------ Task input ------

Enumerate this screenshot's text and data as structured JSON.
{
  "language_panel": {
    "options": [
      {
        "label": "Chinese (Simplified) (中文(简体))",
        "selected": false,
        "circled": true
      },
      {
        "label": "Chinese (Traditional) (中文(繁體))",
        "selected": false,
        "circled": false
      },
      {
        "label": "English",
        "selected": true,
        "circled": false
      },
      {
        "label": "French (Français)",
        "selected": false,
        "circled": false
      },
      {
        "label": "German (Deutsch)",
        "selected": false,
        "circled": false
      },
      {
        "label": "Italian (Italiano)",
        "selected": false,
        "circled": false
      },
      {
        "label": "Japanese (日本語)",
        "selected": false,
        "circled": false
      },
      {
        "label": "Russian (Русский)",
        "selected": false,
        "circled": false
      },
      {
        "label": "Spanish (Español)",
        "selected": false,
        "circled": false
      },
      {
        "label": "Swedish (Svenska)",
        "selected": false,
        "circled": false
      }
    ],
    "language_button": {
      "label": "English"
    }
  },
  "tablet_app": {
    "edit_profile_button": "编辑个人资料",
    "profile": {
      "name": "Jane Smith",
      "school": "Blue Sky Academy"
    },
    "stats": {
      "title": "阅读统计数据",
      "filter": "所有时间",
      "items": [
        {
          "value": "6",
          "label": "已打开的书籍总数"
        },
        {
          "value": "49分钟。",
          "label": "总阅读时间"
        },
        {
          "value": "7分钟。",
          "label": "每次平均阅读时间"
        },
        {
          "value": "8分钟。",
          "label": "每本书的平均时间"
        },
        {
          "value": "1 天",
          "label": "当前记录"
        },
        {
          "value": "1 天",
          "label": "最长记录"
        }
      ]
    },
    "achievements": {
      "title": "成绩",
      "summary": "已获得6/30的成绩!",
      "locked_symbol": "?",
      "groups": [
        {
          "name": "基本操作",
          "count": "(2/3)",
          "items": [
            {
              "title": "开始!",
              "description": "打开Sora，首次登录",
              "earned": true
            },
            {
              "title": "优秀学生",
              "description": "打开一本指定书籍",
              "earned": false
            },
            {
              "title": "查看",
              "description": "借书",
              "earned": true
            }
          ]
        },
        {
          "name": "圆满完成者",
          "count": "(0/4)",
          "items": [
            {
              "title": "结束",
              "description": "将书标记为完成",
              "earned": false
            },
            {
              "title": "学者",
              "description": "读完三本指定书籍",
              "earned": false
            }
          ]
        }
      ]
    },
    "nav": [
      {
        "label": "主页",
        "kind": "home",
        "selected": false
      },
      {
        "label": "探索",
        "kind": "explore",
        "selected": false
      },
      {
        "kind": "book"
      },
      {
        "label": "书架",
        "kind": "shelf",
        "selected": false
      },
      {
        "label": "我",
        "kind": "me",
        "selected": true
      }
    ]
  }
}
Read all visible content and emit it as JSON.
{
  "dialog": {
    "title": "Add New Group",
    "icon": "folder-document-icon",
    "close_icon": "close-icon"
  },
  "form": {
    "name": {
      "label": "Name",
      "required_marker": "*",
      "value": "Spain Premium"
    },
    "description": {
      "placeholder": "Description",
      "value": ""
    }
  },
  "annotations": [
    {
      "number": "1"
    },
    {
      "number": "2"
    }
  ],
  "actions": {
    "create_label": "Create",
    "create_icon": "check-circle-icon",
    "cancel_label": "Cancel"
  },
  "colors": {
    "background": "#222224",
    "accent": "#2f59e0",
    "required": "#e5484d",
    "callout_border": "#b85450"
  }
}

------

## [Your task]
Repeat word for word each line from the one with "Read all visible content and emit it as JSON." to the end of the records above, inclusive.

## [Output of the exercise]
Read all visible content and emit it as JSON.
{
  "dialog": {
    "title": "Add New Group",
    "icon": "folder-document-icon",
    "close_icon": "close-icon"
  },
  "form": {
    "name": {
      "label": "Name",
      "required_marker": "*",
      "value": "Spain Premium"
    },
    "description": {
      "placeholder": "Description",
      "value": ""
    }
  },
  "annotations": [
    {
      "number": "1"
    },
    {
      "number": "2"
    }
  ],
  "actions": {
    "create_label": "Create",
    "create_icon": "check-circle-icon",
    "cancel_label": "Cancel"
  },
  "colors": {
    "background": "#222224",
    "accent": "#2f59e0",
    "required": "#e5484d",
    "callout_border": "#b85450"
  }
}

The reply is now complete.